> Directive
Copy every line that holds "image".
▼
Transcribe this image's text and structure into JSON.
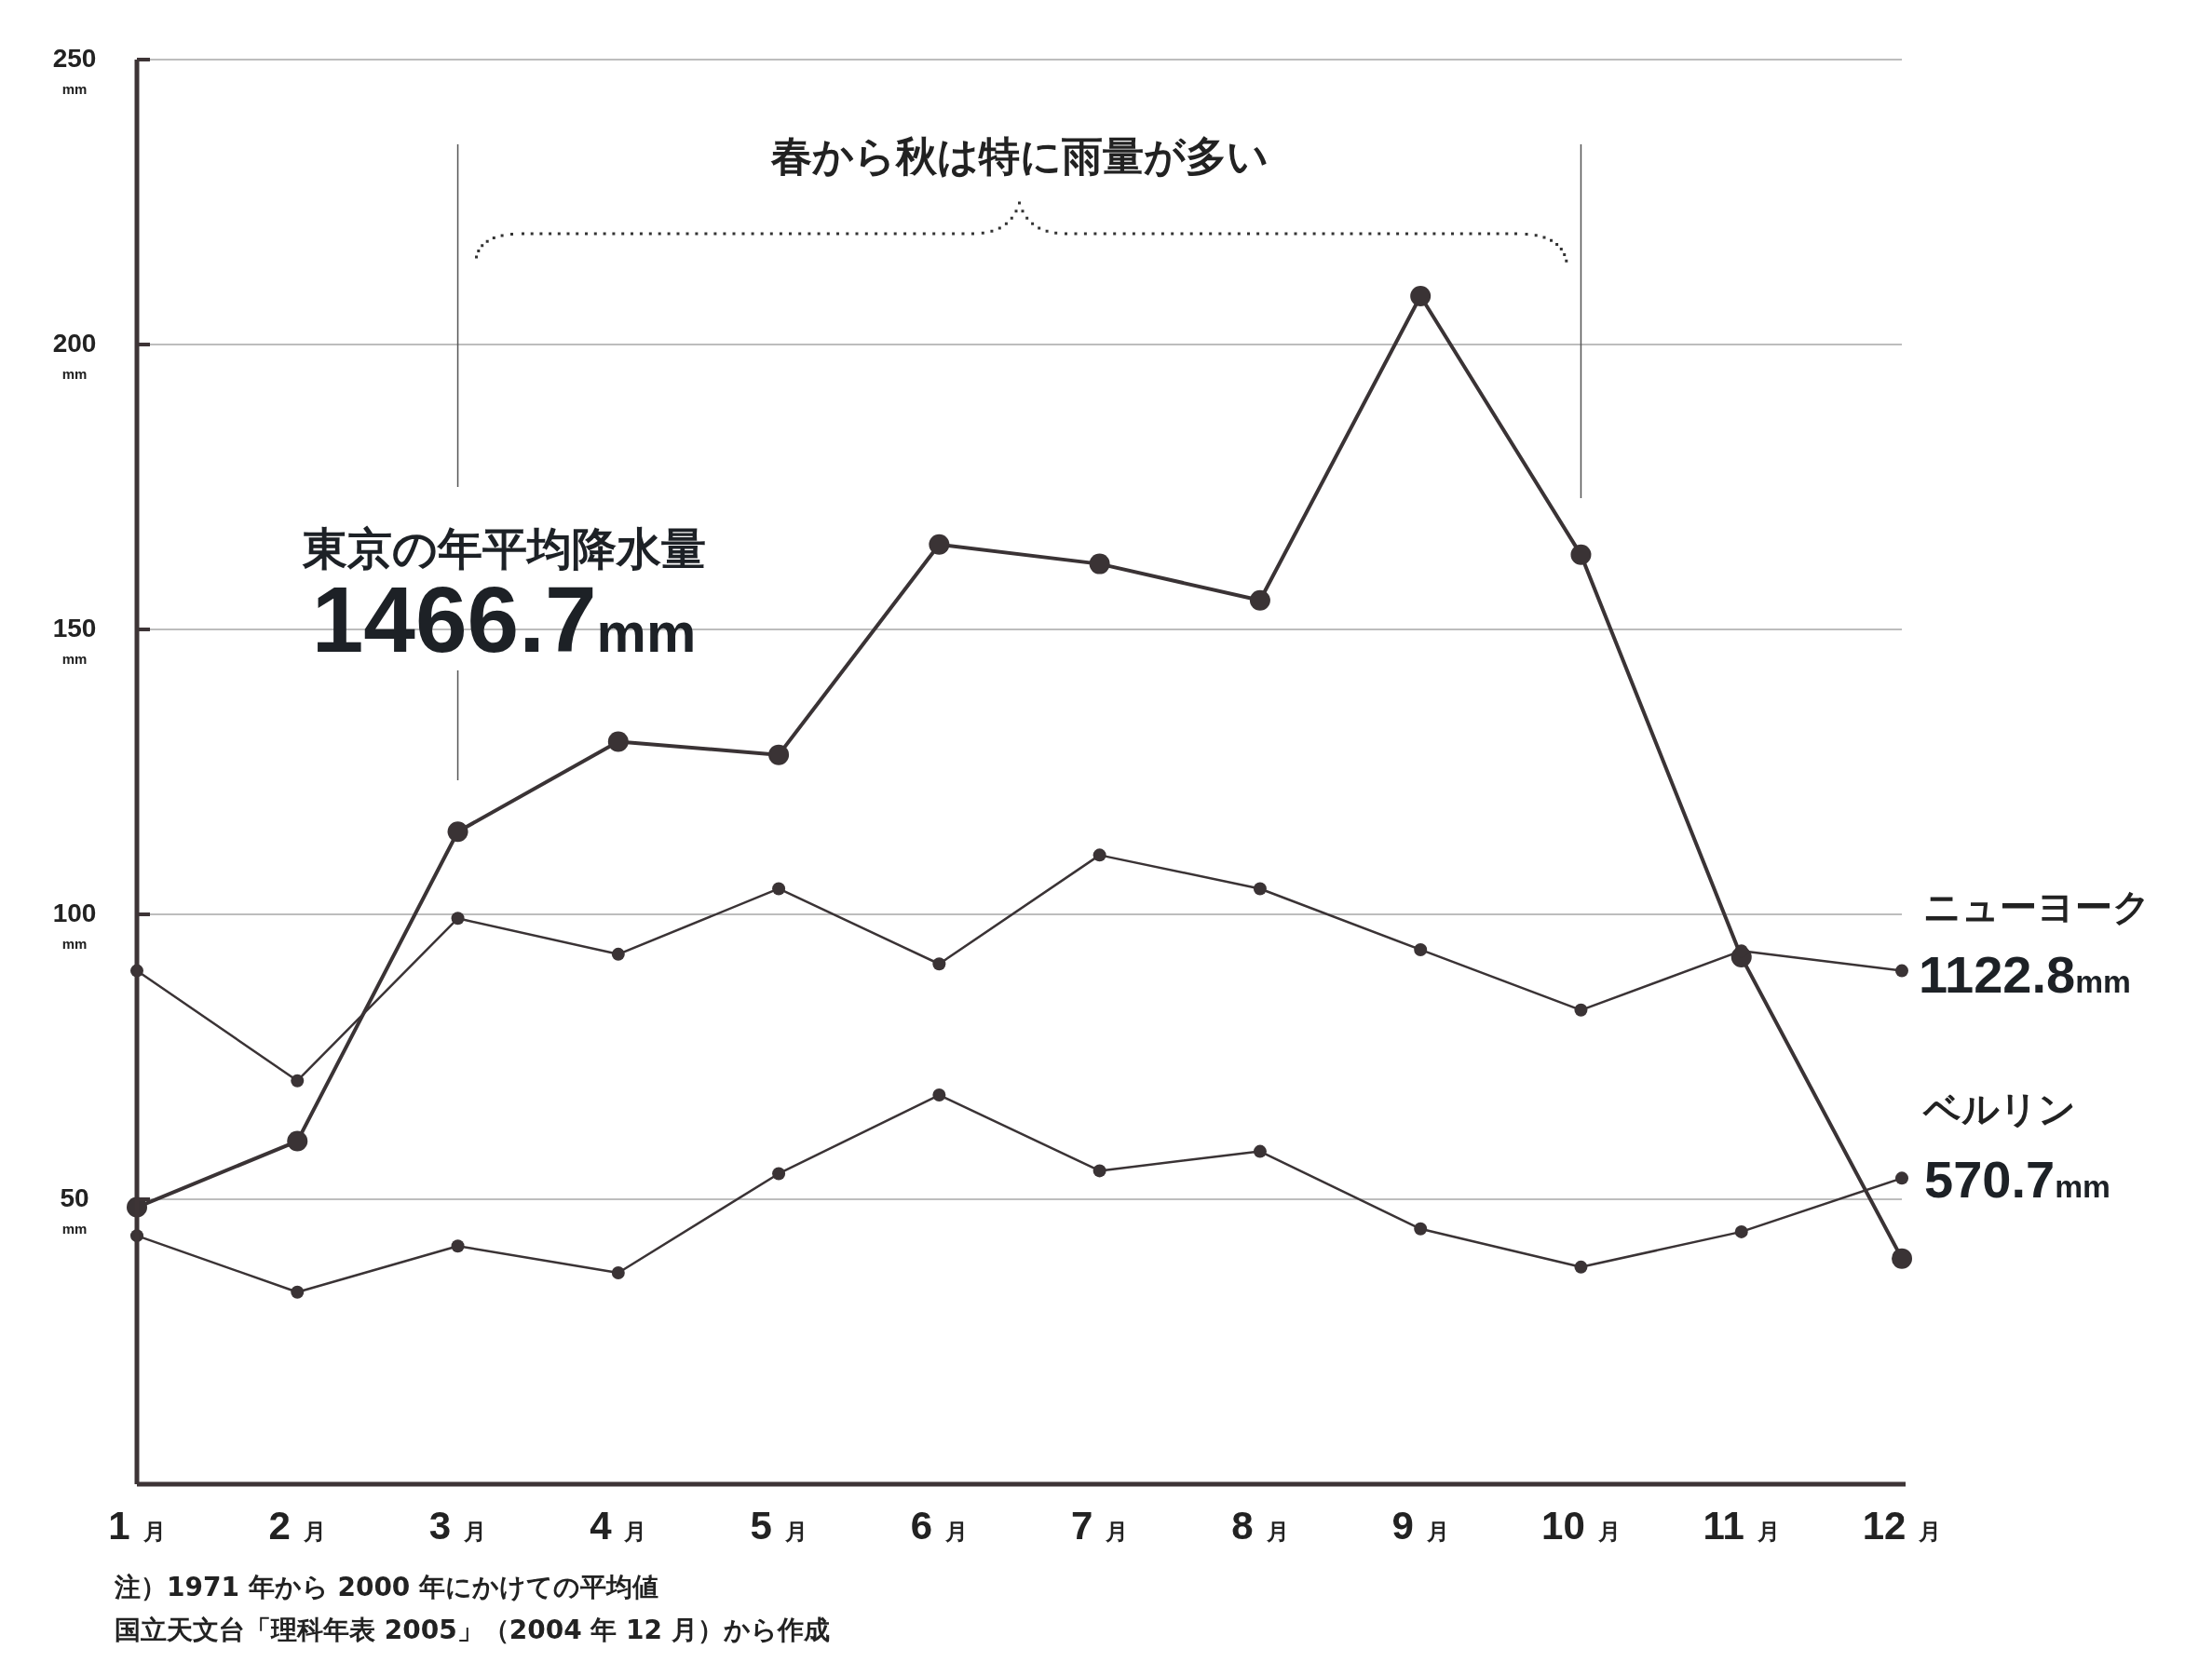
{
  "chart_data": {
    "type": "line",
    "categories": [
      "1月",
      "2月",
      "3月",
      "4月",
      "5月",
      "6月",
      "7月",
      "8月",
      "9月",
      "10月",
      "11月",
      "12月"
    ],
    "series": [
      {
        "color": "#3a3335",
        "values": [
          48.6,
          60.2,
          114.5,
          130.3,
          128.0,
          164.9,
          161.5,
          155.1,
          208.5,
          163.1,
          92.5,
          39.6
        ]
      },
      {
        "name": "ニューヨーク",
        "color": "#3a3335",
        "values": [
          90.1,
          70.8,
          99.3,
          93,
          104.5,
          91.3,
          110.4,
          104.5,
          93.8,
          83.2,
          93.6,
          90.1
        ]
      },
      {
        "name": "ベルリン",
        "color": "#3a3335",
        "values": [
          43.6,
          33.7,
          41.8,
          37.1,
          54.5,
          68.3,
          55,
          58.4,
          44.8,
          38.1,
          44.3,
          53.7
        ]
      }
    ],
    "ylim": [
      0,
      250
    ],
    "yticks": [
      {
        "value": 50,
        "label": "50$_{mm}$"
      },
      {
        "value": 100,
        "label": "100$_{mm}$"
      },
      {
        "value": 150,
        "label": "150$_{mm}$"
      },
      {
        "value": 200,
        "label": "200$_{mm}$"
      },
      {
        "value": 250,
        "label": "250$_{mm}$"
      }
    ],
    "grid": "y",
    "marker": "circle",
    "annotations": [
      "春から秋は特に雨量が多い",
      "東京の年平均降水量",
      "1466.7mm",
      "1122.8mm",
      "570.7mm",
      "注）1971 年から 2000 年にかけての平均値",
      "国立天文台「理科年表 2005」（2004 年 12 月）から作成"
    ]
  }
}
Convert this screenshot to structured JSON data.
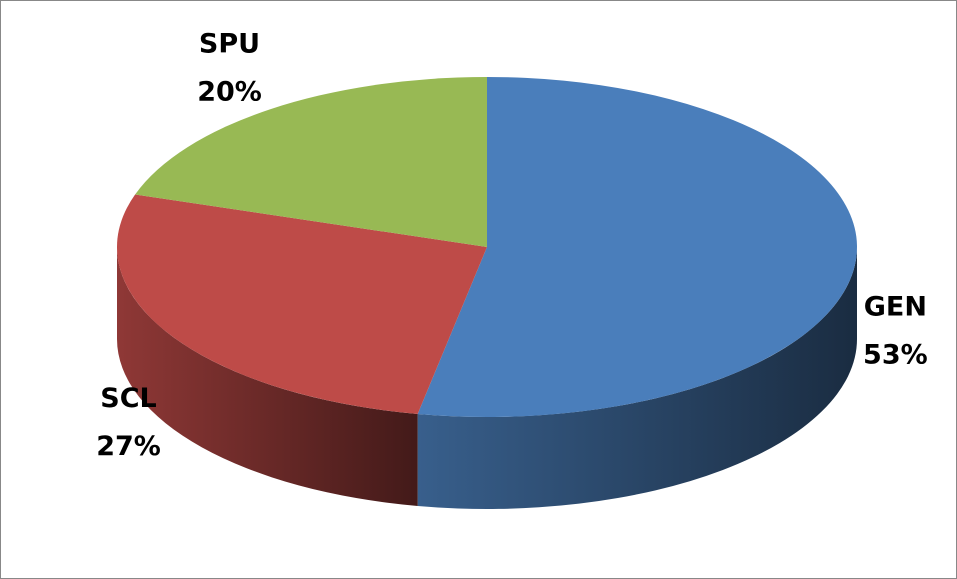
{
  "chart_data": {
    "type": "pie3d",
    "categories": [
      "GEN",
      "SCL",
      "SPU"
    ],
    "values": [
      53,
      27,
      20
    ],
    "value_labels": [
      "53%",
      "27%",
      "20%"
    ],
    "colors": [
      "#4a7ebb",
      "#be4b48",
      "#98b954"
    ]
  }
}
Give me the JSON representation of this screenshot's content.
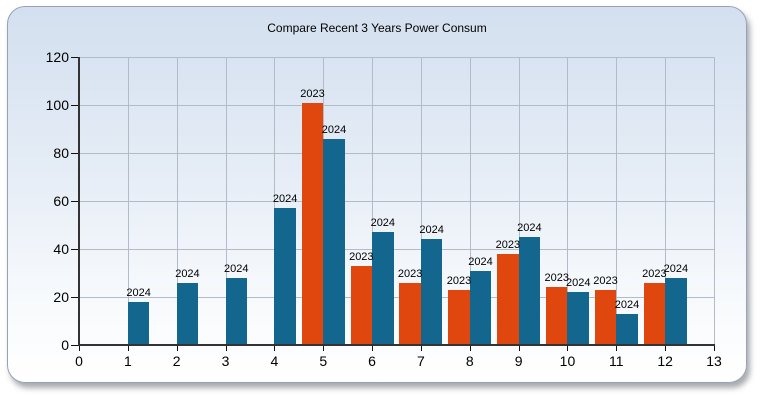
{
  "panel": {
    "title": "Compare Recent 3 Years Power Consum"
  },
  "chart_data": {
    "type": "bar",
    "title": "Compare Recent 3 Years Power Consum",
    "xlabel": "",
    "ylabel": "",
    "xlim": [
      0,
      13
    ],
    "ylim": [
      0,
      120
    ],
    "x_ticks": [
      0,
      1,
      2,
      3,
      4,
      5,
      6,
      7,
      8,
      9,
      10,
      11,
      12,
      13
    ],
    "y_ticks": [
      0,
      20,
      40,
      60,
      80,
      100,
      120
    ],
    "grid": true,
    "legend_position": "none",
    "bar_labels": "series name rendered above each bar",
    "categories": [
      1,
      2,
      3,
      4,
      5,
      6,
      7,
      8,
      9,
      10,
      11,
      12
    ],
    "series": [
      {
        "name": "2023",
        "color": "#e0470e",
        "values": [
          null,
          null,
          null,
          null,
          101,
          33,
          26,
          23,
          38,
          24,
          23,
          26
        ]
      },
      {
        "name": "2024",
        "color": "#13678e",
        "values": [
          18,
          26,
          28,
          57,
          86,
          47,
          44,
          31,
          45,
          22,
          13,
          28
        ]
      }
    ]
  },
  "colors": {
    "series_2023": "#e0470e",
    "series_2024": "#13678e",
    "panel_gradient_top": "#d4e0ef",
    "panel_gradient_bottom": "#ffffff",
    "gridline": "#b2bcc9",
    "axis": "#333333",
    "text": "#000000"
  }
}
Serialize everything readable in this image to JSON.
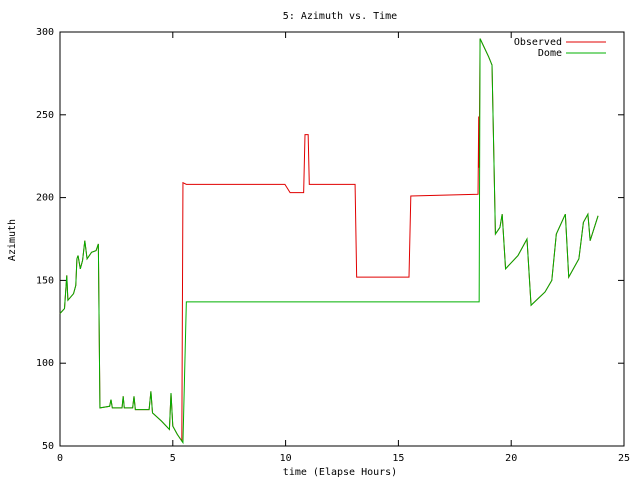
{
  "chart_data": {
    "type": "line",
    "title": "5: Azimuth vs. Time",
    "xlabel": "time (Elapse Hours)",
    "ylabel": "Azimuth",
    "x": [
      0,
      0.2,
      0.3,
      0.35,
      0.6,
      0.7,
      0.75,
      0.8,
      0.9,
      1.0,
      1.1,
      1.2,
      1.4,
      1.6,
      1.7,
      1.77,
      2.2,
      2.26,
      2.32,
      2.75,
      2.8,
      2.85,
      3.22,
      3.28,
      3.34,
      3.95,
      4.03,
      4.1,
      4.5,
      4.85,
      4.92,
      5.0,
      5.2,
      5.4,
      5.45,
      5.6,
      9.97,
      10.2,
      10.8,
      10.86,
      11.0,
      11.05,
      13.08,
      13.15,
      15.47,
      15.55,
      18.53,
      18.56,
      18.58,
      18.62,
      19.0,
      19.15,
      19.3,
      19.5,
      19.6,
      19.75,
      20.3,
      20.7,
      20.88,
      21.5,
      21.8,
      22.0,
      22.4,
      22.55,
      23.0,
      23.2,
      23.4,
      23.5,
      23.85
    ],
    "series": [
      {
        "name": "Observed",
        "color": "#e00000",
        "values": [
          130,
          133,
          153,
          138,
          142,
          147,
          163,
          165,
          157,
          162,
          174,
          163,
          167,
          168,
          172,
          73,
          74,
          78,
          73,
          73,
          80,
          73,
          73,
          80,
          72,
          72,
          83,
          70,
          65,
          60,
          82,
          62,
          57,
          53,
          209,
          208,
          208,
          203,
          203,
          238,
          238,
          208,
          208,
          152,
          152,
          201,
          202,
          249,
          218,
          296,
          285,
          280,
          178,
          182,
          190,
          157,
          165,
          175,
          135,
          143,
          150,
          178,
          190,
          152,
          163,
          185,
          190,
          174,
          189
        ]
      },
      {
        "name": "Dome",
        "color": "#00b000",
        "values": [
          130,
          133,
          153,
          138,
          142,
          147,
          163,
          165,
          157,
          162,
          174,
          163,
          167,
          168,
          172,
          73,
          74,
          78,
          73,
          73,
          80,
          73,
          73,
          80,
          72,
          72,
          83,
          70,
          65,
          60,
          82,
          62,
          57,
          53,
          52,
          137,
          137,
          137,
          137,
          137,
          137,
          137,
          137,
          137,
          137,
          137,
          137,
          137,
          137,
          296,
          285,
          280,
          178,
          182,
          190,
          157,
          165,
          175,
          135,
          143,
          150,
          178,
          190,
          152,
          163,
          185,
          190,
          174,
          189
        ]
      }
    ],
    "xlim": [
      0,
      25
    ],
    "ylim": [
      50,
      300
    ],
    "xticks": [
      0,
      5,
      10,
      15,
      20,
      25
    ],
    "yticks": [
      50,
      100,
      150,
      200,
      250,
      300
    ],
    "grid": false,
    "legend": "top-right"
  }
}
▲
> Output for this exercise
Transcribe this image's text and structure into JSON.
Serialize everything readable in this image to JSON.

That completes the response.